----- Information provided

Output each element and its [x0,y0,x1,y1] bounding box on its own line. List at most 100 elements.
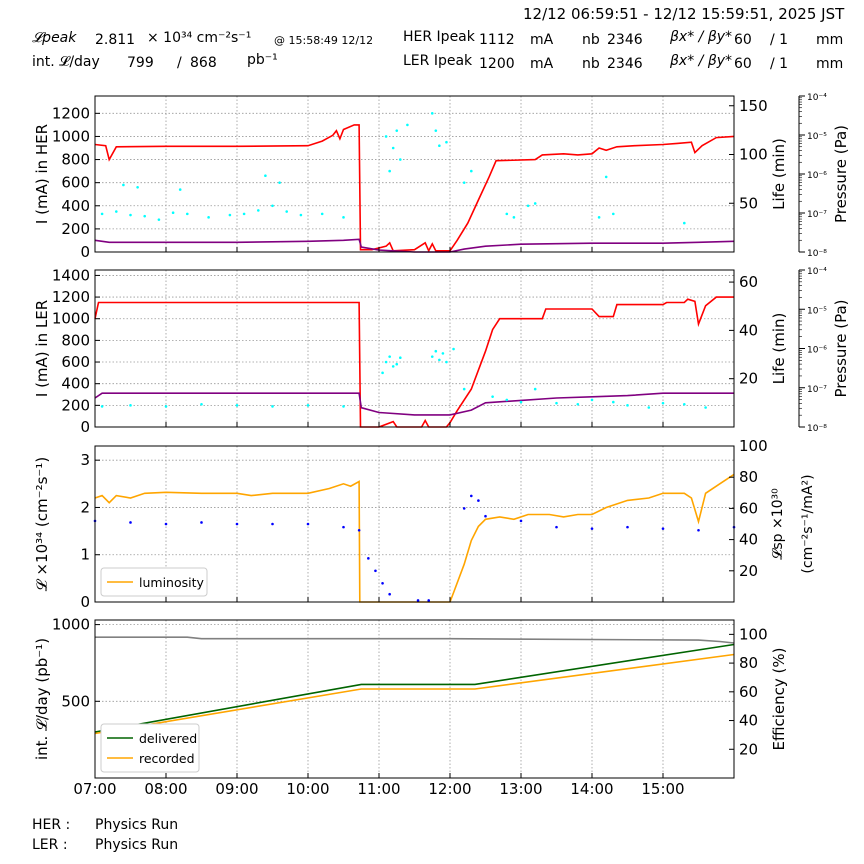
panel1-pressure-point [391,146,395,150]
panel3-ylabel: 𝓛 ×10³⁴ (cm⁻²s⁻¹) [33,457,51,591]
intl-delivered: 799 [127,55,154,71]
panel2-ytick-label: 200 [61,396,90,414]
ler-nb-label: nb [582,56,600,72]
panel2-ytick-label: 400 [61,375,90,393]
xtick-label: 15:00 [641,780,684,798]
panel3-specific-point [381,581,384,585]
panel4-efficiency-line [95,636,735,644]
panel2-pressure-point [626,404,629,407]
ler-ipeak-label: LER Ipeak [403,53,473,69]
panel1-pressure-point [178,188,182,191]
panel1-pressure-point [612,212,615,216]
panel1-rtick-label: 100 [739,146,768,164]
panel1-ytick-label: 800 [61,151,90,169]
panel1-pressure-point [257,209,260,212]
panel1-pressure-tick-label: 10⁻⁵ [807,132,827,142]
panel1-pressure-point [470,169,473,173]
panel1-pressure-point [512,216,516,219]
panel2-pressure-point [200,402,203,406]
panel1-pressure-point [115,210,118,213]
panel1-pressure-point [278,181,281,184]
panel1-pressure-point [264,174,267,178]
xtick-label: 07:00 [73,780,116,798]
panel1-pressure-tick-label: 10⁻⁶ [807,171,827,181]
panel2-pressure-point [533,387,537,391]
panel2-rtick-label: 60 [739,273,758,291]
panel3-frame [94,445,735,603]
xtick-label: 08:00 [144,780,187,798]
panel1-current-line [94,124,735,253]
panel3-specific-point [306,522,310,526]
her-ipeak-value: 1112 [479,32,515,48]
panel1-pressure-tick-label: 10⁻⁴ [807,93,827,103]
panel3-specific-point [697,528,700,532]
panel3-rtick-label: 60 [739,499,758,517]
panel4-rtick-label: 60 [739,683,758,701]
her-beta-label: βx* / βy* [670,29,733,45]
panel2-pressure-point [235,404,239,407]
panel2-pressure-tick-label: 10⁻⁷ [807,385,827,395]
panel3-specific-point [427,599,431,602]
panel3-rtick-label: 100 [739,437,768,455]
ler-ipeak-value: 1200 [479,56,515,72]
panel1-pressure-point [683,221,686,225]
panel1-pressure-point [271,204,274,208]
panel1-ytick-label: 400 [61,197,90,215]
panel2-ytick-label: 800 [61,331,90,349]
intl-recorded: 868 [190,55,217,71]
panel4-legend-label: recorded [139,751,195,766]
panel2-pressure-point [395,362,399,366]
panel3-specific-point [164,522,168,526]
panel3-specific-point [374,569,377,573]
panel3-rtick-label: 40 [739,531,758,549]
ler-ipeak-unit: mA [530,56,554,72]
panel1-pressure-point [533,202,537,205]
panel1-ytick-label: 600 [61,174,90,192]
ler-beta-unit: mm [816,56,844,72]
panel3-specific-point [462,507,466,510]
panel4-legend-box [100,723,200,773]
panel2-pressure-point [683,402,686,406]
panel3-ytick-label: 0 [80,593,90,611]
panel2-pressure-point [342,405,345,408]
xtick-label: 10:00 [286,780,329,798]
panel2-pressure-point [129,404,132,407]
panel2-pressure-point [590,398,594,402]
panel3-specific-point [470,494,473,498]
panel2-frame [94,269,735,428]
panel3-specific-point [477,499,480,502]
her-ipeak-unit: mA [530,32,554,48]
panel2-pressure-point [384,360,388,364]
her-nb-value: 2346 [607,32,643,48]
panel1-pressure-point [604,175,608,179]
panel2-pressure-point [704,406,707,409]
panel1-rtick-label: 150 [739,97,768,115]
panel1-pressure-point [171,211,175,215]
her-status-label: HER : [32,817,71,833]
panel1-pressure-point [100,212,104,216]
panel2-pressure-point [445,360,448,364]
panel1-pressure-point [406,123,409,127]
panel2-current-line [94,296,734,428]
panel1-pressure-point [242,212,246,216]
ler-beta-y: / 1 [770,56,789,72]
panel1-pressure-point [395,129,399,132]
panel2-life-line [94,392,734,416]
panel2-pressure-point [519,400,523,404]
xtick-label: 13:00 [499,780,542,798]
panel1-pressure-point [157,218,161,221]
panel3-specific-point [357,528,361,532]
panel3-ytick-label: 2 [80,498,90,516]
panel1-pressure-tick-label: 10⁻⁸ [807,249,827,259]
panel2-rtick-label: 20 [739,370,758,388]
panel1-pressure-point [430,112,434,115]
panel4-legend-label: delivered [139,731,197,746]
panel2-pressure-point [555,401,558,405]
panel4-rtick-label: 20 [739,740,758,758]
panel1-rtick-label: 50 [739,194,758,212]
panel3-ytick-label: 1 [80,546,90,564]
panel2-pressure-point [399,356,402,360]
panel1-pressure-point [285,210,289,213]
panel4-recorded-line [94,653,735,735]
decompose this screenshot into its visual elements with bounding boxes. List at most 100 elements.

----------

> [Given problem]
Copy every record above word for word, leaving out the pictures.

> [Expected answer]
Output each element and its [x0,y0,x1,y1] bounding box on its own line. List at most 100 elements.
panel1-pressure-point [391,146,395,150]
panel3-ylabel: 𝓛 ×10³⁴ (cm⁻²s⁻¹) [33,457,51,591]
intl-delivered: 799 [127,55,154,71]
panel2-ytick-label: 200 [61,396,90,414]
ler-nb-label: nb [582,56,600,72]
panel2-ytick-label: 400 [61,375,90,393]
xtick-label: 15:00 [641,780,684,798]
panel3-specific-point [381,581,384,585]
panel4-efficiency-line [95,636,735,644]
panel2-pressure-point [626,404,629,407]
ler-ipeak-label: LER Ipeak [403,53,473,69]
panel1-pressure-point [178,188,182,191]
panel1-pressure-point [612,212,615,216]
panel1-rtick-label: 100 [739,146,768,164]
panel1-ytick-label: 800 [61,151,90,169]
panel1-pressure-point [257,209,260,212]
panel1-pressure-tick-label: 10⁻⁵ [807,132,827,142]
panel1-pressure-point [470,169,473,173]
panel1-pressure-point [512,216,516,219]
panel2-pressure-point [200,402,203,406]
panel1-pressure-point [115,210,118,213]
panel1-pressure-point [278,181,281,184]
panel1-pressure-point [264,174,267,178]
xtick-label: 07:00 [73,780,116,798]
panel1-pressure-tick-label: 10⁻⁶ [807,171,827,181]
panel2-pressure-point [533,387,537,391]
panel2-rtick-label: 60 [739,273,758,291]
panel3-frame [94,445,735,603]
xtick-label: 08:00 [144,780,187,798]
panel1-current-line [94,124,735,253]
panel3-specific-point [306,522,310,526]
her-ipeak-value: 1112 [479,32,515,48]
panel1-pressure-tick-label: 10⁻⁴ [807,93,827,103]
panel3-specific-point [697,528,700,532]
panel3-rtick-label: 60 [739,499,758,517]
panel4-rtick-label: 60 [739,683,758,701]
her-beta-label: βx* / βy* [670,29,733,45]
panel2-pressure-point [235,404,239,407]
panel2-pressure-tick-label: 10⁻⁷ [807,385,827,395]
panel3-specific-point [427,599,431,602]
panel3-rtick-label: 100 [739,437,768,455]
ler-ipeak-value: 1200 [479,56,515,72]
panel1-pressure-point [683,221,686,225]
panel1-pressure-point [271,204,274,208]
panel1-ytick-label: 400 [61,197,90,215]
panel2-ytick-label: 800 [61,331,90,349]
intl-recorded: 868 [190,55,217,71]
panel4-legend-label: recorded [139,751,195,766]
panel2-pressure-point [395,362,399,366]
panel3-specific-point [164,522,168,526]
panel3-specific-point [374,569,377,573]
panel3-rtick-label: 40 [739,531,758,549]
ler-ipeak-unit: mA [530,56,554,72]
panel1-pressure-point [533,202,537,205]
panel1-ytick-label: 600 [61,174,90,192]
ler-beta-unit: mm [816,56,844,72]
panel3-specific-point [462,507,466,510]
panel4-legend-box [100,723,200,773]
panel2-pressure-point [683,402,686,406]
panel3-ytick-label: 0 [80,593,90,611]
panel2-pressure-point [342,405,345,408]
xtick-label: 10:00 [286,780,329,798]
panel2-pressure-point [129,404,132,407]
panel2-pressure-point [590,398,594,402]
panel3-specific-point [470,494,473,498]
panel2-frame [94,269,735,428]
panel3-specific-point [477,499,480,502]
her-ipeak-unit: mA [530,32,554,48]
panel2-pressure-point [384,360,388,364]
her-nb-value: 2346 [607,32,643,48]
panel1-pressure-point [604,175,608,179]
panel2-pressure-point [704,406,707,409]
panel1-rtick-label: 150 [739,97,768,115]
panel1-pressure-point [171,211,175,215]
her-status-label: HER : [32,817,71,833]
panel1-pressure-point [100,212,104,216]
panel2-pressure-point [445,360,448,364]
panel1-pressure-point [406,123,409,127]
panel2-current-line [94,296,734,428]
panel1-pressure-point [242,212,246,216]
ler-beta-y: / 1 [770,56,789,72]
panel1-pressure-point [395,129,399,132]
panel2-life-line [94,392,734,416]
panel2-pressure-point [519,400,523,404]
xtick-label: 13:00 [499,780,542,798]
panel1-pressure-point [157,218,161,221]
panel3-specific-point [357,528,361,532]
panel3-ytick-label: 2 [80,498,90,516]
panel1-pressure-tick-label: 10⁻⁸ [807,249,827,259]
panel2-rtick-label: 20 [739,370,758,388]
panel1-pressure-point [430,112,434,115]
panel4-legend-label: delivered [139,731,197,746]
panel2-pressure-point [555,401,558,405]
panel4-rtick-label: 20 [739,740,758,758]
panel1-rtick-label: 50 [739,194,758,212]
panel3-ytick-label: 1 [80,546,90,564]
panel2-pressure-point [399,356,402,360]
panel1-pressure-point [285,210,289,213]
panel4-recorded-line [94,653,735,735]
decompose this screenshot into its visual elements with bounding boxes. List at most 100 elements.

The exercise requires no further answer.